+++ DATA FOR THIS TASK +++

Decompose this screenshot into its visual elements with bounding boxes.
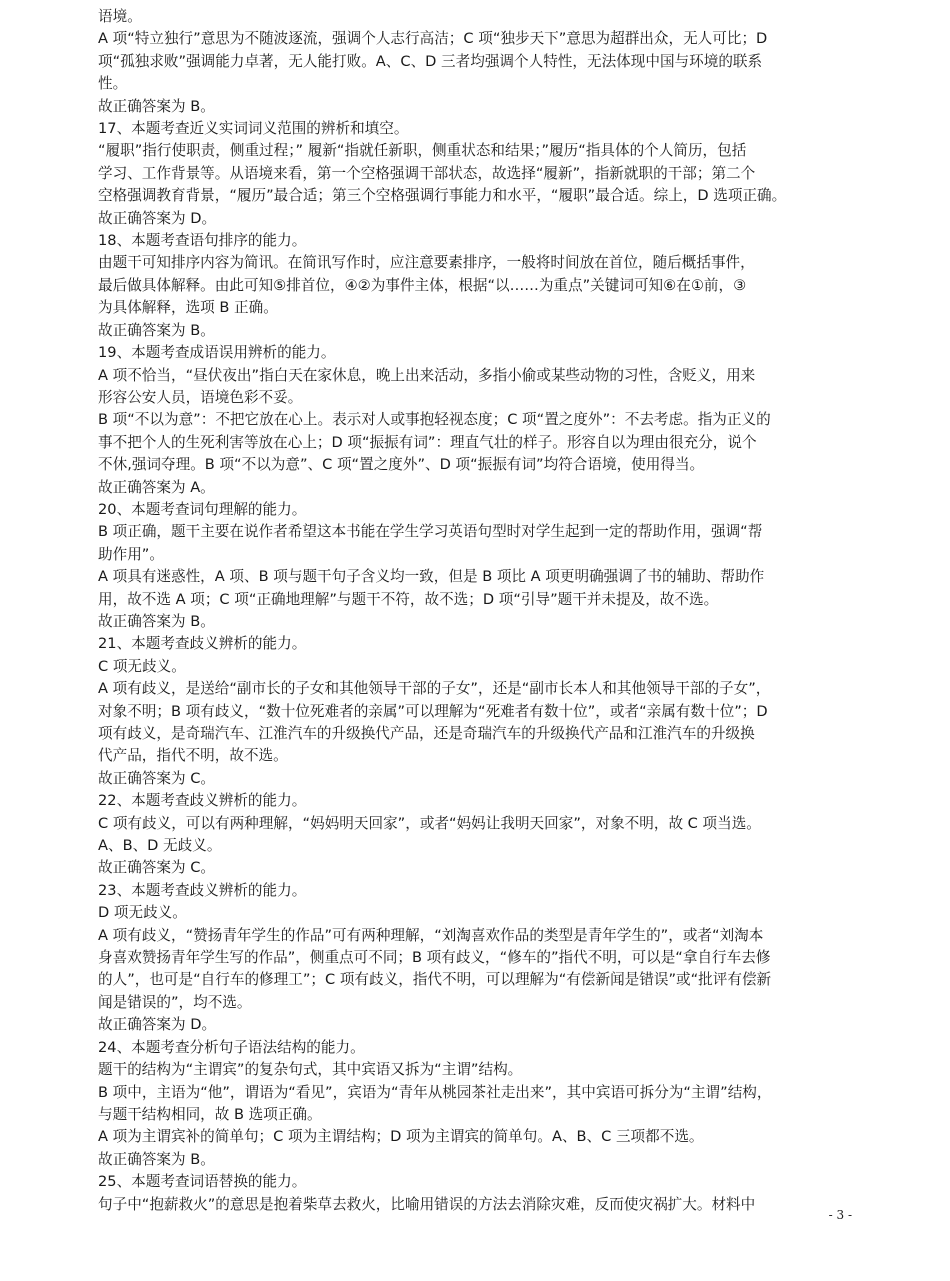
text-line: 项有歧义，是奇瑞汽车、江淮汽车的升级换代产品，还是奇瑞汽车的升级换代产品和江淮汽车的升级换 <box>98 725 755 742</box>
text-line: 故正确答案为 B。 <box>98 321 215 339</box>
text-line: A 项“特立独行”意思为不随波逐流，强调个人志行高洁；C 项“独步天下”意思为超群出众，无人可比；D <box>98 30 768 48</box>
text-line: 学习、工作背景等。从语境来看，第一个空格强调干部状态，故选择“履新”，指新就职的干部；第二个 <box>98 164 756 182</box>
text-line: 23、本题考查歧义辨析的能力。 <box>98 881 307 899</box>
text-line: 闻是错误的”，均不选。 <box>98 993 252 1011</box>
text-line: 句子中“抱薪救火”的意思是抱着柴草去救火，比喻用错误的方法去消除灾难，反而使灾祸扩大。材料中 <box>98 1195 756 1213</box>
text-line: 身喜欢赞扬青年学生写的作品”，侧重点可不同；B 项有歧义，“修车的”指代不明，可以是“拿自行车去修 <box>98 949 771 967</box>
text-line: 19、本题考查成语误用辨析的能力。 <box>98 344 336 362</box>
text-line: B 项中，主语为“他”，谓语为“看见”，宾语为“青年从桃园茶社走出来”，其中宾语可拆分为“主谓”结构， <box>98 1083 772 1101</box>
text-line: A 项具有迷惑性，A 项、B 项与题干句子含义均一致，但是 B 项比 A 项更明确强调了书的辅助、帮助作 <box>98 568 765 586</box>
text-line: D 项无歧义。 <box>98 904 187 922</box>
text-line: 20、本题考查词句理解的能力。 <box>98 500 307 518</box>
text-line: B 项“不以为意”：不把它放在心上。表示对人或事抱轻视态度；C 项“置之度外”：不去考虑。指为正义的 <box>98 411 771 429</box>
text-line: 用，故不选 A 项；C 项“正确地理解”与题干不符，故不选；D 项“引导”题干并未提及，故不选。 <box>98 590 719 608</box>
text-line: A、B、D 无歧义。 <box>98 837 222 855</box>
text-body <box>98 6 856 1216</box>
text-line: 故正确答案为 C。 <box>98 769 215 787</box>
text-line: 语境。 <box>98 8 142 25</box>
text-line: 与题干结构相同，故 B 选项正确。 <box>98 1105 322 1123</box>
text-line: A 项有歧义，“赞扬青年学生的作品”可有两种理解，“刘淘喜欢作品的类型是青年学生的”，或者“刘淘本 <box>98 926 764 944</box>
text-line: 的人”，也可是“自行车的修理工”；C 项有歧义，指代不明，可以理解为“有偿新闻是错误”或“批评有偿新 <box>98 971 772 989</box>
text-line: 为具体解释，选项 B 正确。 <box>98 299 278 317</box>
text-line: 项“孤独求败”强调能力卓著，无人能打败。A、C、D 三者均强调个人特性，无法体现中国与环境的联系 <box>98 52 763 70</box>
text-line: 形容公安人员，语境色彩不妥。 <box>98 388 303 406</box>
text-line: 21、本题考查歧义辨析的能力。 <box>98 635 307 653</box>
text-line: 题干的结构为“主谓宾”的复杂句式，其中宾语又拆为“主谓”结构。 <box>98 1061 523 1079</box>
text-line: 空格强调教育背景，“履历”最合适；第三个空格强调行事能力和水平，“履职”最合适。综上，D 选项正确。 <box>98 187 787 205</box>
text-line: “履职”指行使职责，侧重过程；” 履新“指就任新职，侧重状态和结果；”履历“指具体的个人简历，包括 <box>98 142 747 160</box>
text-line: 25、本题考查词语替换的能力。 <box>98 1173 307 1191</box>
text-line: B 项正确，题干主要在说作者希望这本书能在学生学习英语句型时对学生起到一定的帮助作用，强调“帮 <box>98 523 763 541</box>
text-line: 由题干可知排序内容为简讯。在简讯写作时，应注意要素排序，一般将时间放在首位，随后概括事件， <box>98 254 755 272</box>
text-line: 事不把个人的生死利害等放在心上；D 项“振振有词”：理直气壮的样子。形容自以为理由很充分，说个 <box>98 433 757 451</box>
text-line: 对象不明；B 项有歧义，“数十位死难者的亲属”可以理解为“死难者有数十位”，或者“亲属有数十位”；D <box>98 702 768 720</box>
text-line: 故正确答案为 B。 <box>98 612 215 630</box>
text-line: 22、本题考查歧义辨析的能力。 <box>98 792 307 810</box>
text-line: C 项无歧义。 <box>98 657 186 675</box>
text-line: 故正确答案为 A。 <box>98 478 215 496</box>
text-line: C 项有歧义，可以有两种理解，“妈妈明天回家”，或者“妈妈让我明天回家”，对象不明，故 C 项当选。 <box>98 814 761 832</box>
text-line: 故正确答案为 D。 <box>98 209 217 227</box>
text-line: 代产品，指代不明，故不选。 <box>98 747 288 765</box>
text-line: 助作用”。 <box>98 545 164 563</box>
text-line: 17、本题考查近义实词词义范围的辨析和填空。 <box>98 120 409 138</box>
text-line: 故正确答案为 B。 <box>98 1150 215 1168</box>
text-line: A 项不恰当，“昼伏夜出”指白天在家休息，晚上出来活动，多指小偷或某些动物的习性，含贬义，用来 <box>98 366 756 384</box>
text-line: 24、本题考查分析句子语法结构的能力。 <box>98 1038 365 1056</box>
text-line: 不休,强词夺理。B 项“不以为意”、C 项“置之度外”、D 项“振振有词”均符合语境，使用得当。 <box>98 456 705 474</box>
text-line: 最后做具体解释。由此可知⑤排首位，④②为事件主体，根据“以……为重点”关键词可知⑥在①前，③ <box>98 276 747 294</box>
page-number: - 3 - <box>828 1208 852 1222</box>
text-line: 故正确答案为 B。 <box>98 97 215 115</box>
text-line: 性。 <box>98 75 128 93</box>
text-line: A 项为主谓宾补的简单句；C 项为主谓结构；D 项为主谓宾的简单句。A、B、C 三项都不选。 <box>98 1128 704 1146</box>
text-line: 18、本题考查语句排序的能力。 <box>98 232 307 250</box>
text-line: A 项有歧义，是送给“副市长的子女和其他领导干部的子女”，还是“副市长本人和其他领导干部的子女”， <box>98 680 771 698</box>
text-line: 故正确答案为 D。 <box>98 1016 217 1034</box>
text-line: 故正确答案为 C。 <box>98 859 215 877</box>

+++

• WHAT YOU WILL DO:
Reproduce the records above line for line, without any alteration, and omit the pictures from your reproduction.

• WORKED ANSWER:
Decompose this screenshot into its visual elements with bounding boxes.
text-line: 项有歧义，是奇瑞汽车、江淮汽车的升级换代产品，还是奇瑞汽车的升级换代产品和江淮汽车的升级换 <box>98 725 755 742</box>
text-line: 故正确答案为 B。 <box>98 321 215 339</box>
text-line: A 项“特立独行”意思为不随波逐流，强调个人志行高洁；C 项“独步天下”意思为超群出众，无人可比；D <box>98 30 768 48</box>
text-line: 学习、工作背景等。从语境来看，第一个空格强调干部状态，故选择“履新”，指新就职的干部；第二个 <box>98 164 756 182</box>
text-line: 23、本题考查歧义辨析的能力。 <box>98 881 307 899</box>
text-line: 闻是错误的”，均不选。 <box>98 993 252 1011</box>
text-line: 句子中“抱薪救火”的意思是抱着柴草去救火，比喻用错误的方法去消除灾难，反而使灾祸扩大。材料中 <box>98 1195 756 1213</box>
text-line: 身喜欢赞扬青年学生写的作品”，侧重点可不同；B 项有歧义，“修车的”指代不明，可以是“拿自行车去修 <box>98 949 771 967</box>
text-line: 19、本题考查成语误用辨析的能力。 <box>98 344 336 362</box>
text-line: B 项中，主语为“他”，谓语为“看见”，宾语为“青年从桃园茶社走出来”，其中宾语可拆分为“主谓”结构， <box>98 1083 772 1101</box>
text-line: A 项具有迷惑性，A 项、B 项与题干句子含义均一致，但是 B 项比 A 项更明确强调了书的辅助、帮助作 <box>98 568 765 586</box>
text-line: D 项无歧义。 <box>98 904 187 922</box>
text-line: 20、本题考查词句理解的能力。 <box>98 500 307 518</box>
text-line: B 项“不以为意”：不把它放在心上。表示对人或事抱轻视态度；C 项“置之度外”：不去考虑。指为正义的 <box>98 411 771 429</box>
text-line: 用，故不选 A 项；C 项“正确地理解”与题干不符，故不选；D 项“引导”题干并未提及，故不选。 <box>98 590 719 608</box>
text-line: A、B、D 无歧义。 <box>98 837 222 855</box>
text-body <box>98 6 856 1216</box>
text-line: 故正确答案为 C。 <box>98 769 215 787</box>
text-line: 语境。 <box>98 8 142 25</box>
text-line: 与题干结构相同，故 B 选项正确。 <box>98 1105 322 1123</box>
text-line: A 项有歧义，“赞扬青年学生的作品”可有两种理解，“刘淘喜欢作品的类型是青年学生的”，或者“刘淘本 <box>98 926 764 944</box>
text-line: 的人”，也可是“自行车的修理工”；C 项有歧义，指代不明，可以理解为“有偿新闻是错误”或“批评有偿新 <box>98 971 772 989</box>
text-line: 为具体解释，选项 B 正确。 <box>98 299 278 317</box>
text-line: 项“孤独求败”强调能力卓著，无人能打败。A、C、D 三者均强调个人特性，无法体现中国与环境的联系 <box>98 52 763 70</box>
text-line: 形容公安人员，语境色彩不妥。 <box>98 388 303 406</box>
text-line: 21、本题考查歧义辨析的能力。 <box>98 635 307 653</box>
text-line: 题干的结构为“主谓宾”的复杂句式，其中宾语又拆为“主谓”结构。 <box>98 1061 523 1079</box>
text-line: 空格强调教育背景，“履历”最合适；第三个空格强调行事能力和水平，“履职”最合适。综上，D 选项正确。 <box>98 187 787 205</box>
text-line: “履职”指行使职责，侧重过程；” 履新“指就任新职，侧重状态和结果；”履历“指具体的个人简历，包括 <box>98 142 747 160</box>
text-line: 25、本题考查词语替换的能力。 <box>98 1173 307 1191</box>
text-line: B 项正确，题干主要在说作者希望这本书能在学生学习英语句型时对学生起到一定的帮助作用，强调“帮 <box>98 523 763 541</box>
text-line: 由题干可知排序内容为简讯。在简讯写作时，应注意要素排序，一般将时间放在首位，随后概括事件， <box>98 254 755 272</box>
text-line: 事不把个人的生死利害等放在心上；D 项“振振有词”：理直气壮的样子。形容自以为理由很充分，说个 <box>98 433 757 451</box>
text-line: 对象不明；B 项有歧义，“数十位死难者的亲属”可以理解为“死难者有数十位”，或者“亲属有数十位”；D <box>98 702 768 720</box>
text-line: 故正确答案为 B。 <box>98 612 215 630</box>
text-line: 22、本题考查歧义辨析的能力。 <box>98 792 307 810</box>
text-line: C 项无歧义。 <box>98 657 186 675</box>
text-line: 故正确答案为 A。 <box>98 478 215 496</box>
text-line: C 项有歧义，可以有两种理解，“妈妈明天回家”，或者“妈妈让我明天回家”，对象不明，故 C 项当选。 <box>98 814 761 832</box>
text-line: 故正确答案为 D。 <box>98 209 217 227</box>
text-line: 代产品，指代不明，故不选。 <box>98 747 288 765</box>
text-line: 助作用”。 <box>98 545 164 563</box>
text-line: 17、本题考查近义实词词义范围的辨析和填空。 <box>98 120 409 138</box>
text-line: 故正确答案为 B。 <box>98 1150 215 1168</box>
text-line: A 项不恰当，“昼伏夜出”指白天在家休息，晚上出来活动，多指小偷或某些动物的习性，含贬义，用来 <box>98 366 756 384</box>
text-line: 24、本题考查分析句子语法结构的能力。 <box>98 1038 365 1056</box>
text-line: 不休,强词夺理。B 项“不以为意”、C 项“置之度外”、D 项“振振有词”均符合语境，使用得当。 <box>98 456 705 474</box>
text-line: 最后做具体解释。由此可知⑤排首位，④②为事件主体，根据“以……为重点”关键词可知⑥在①前，③ <box>98 276 747 294</box>
page-number: - 3 - <box>828 1208 852 1222</box>
text-line: 故正确答案为 B。 <box>98 97 215 115</box>
text-line: 性。 <box>98 75 128 93</box>
text-line: A 项为主谓宾补的简单句；C 项为主谓结构；D 项为主谓宾的简单句。A、B、C 三项都不选。 <box>98 1128 704 1146</box>
text-line: 18、本题考查语句排序的能力。 <box>98 232 307 250</box>
text-line: A 项有歧义，是送给“副市长的子女和其他领导干部的子女”，还是“副市长本人和其他领导干部的子女”， <box>98 680 771 698</box>
text-line: 故正确答案为 D。 <box>98 1016 217 1034</box>
text-line: 故正确答案为 C。 <box>98 859 215 877</box>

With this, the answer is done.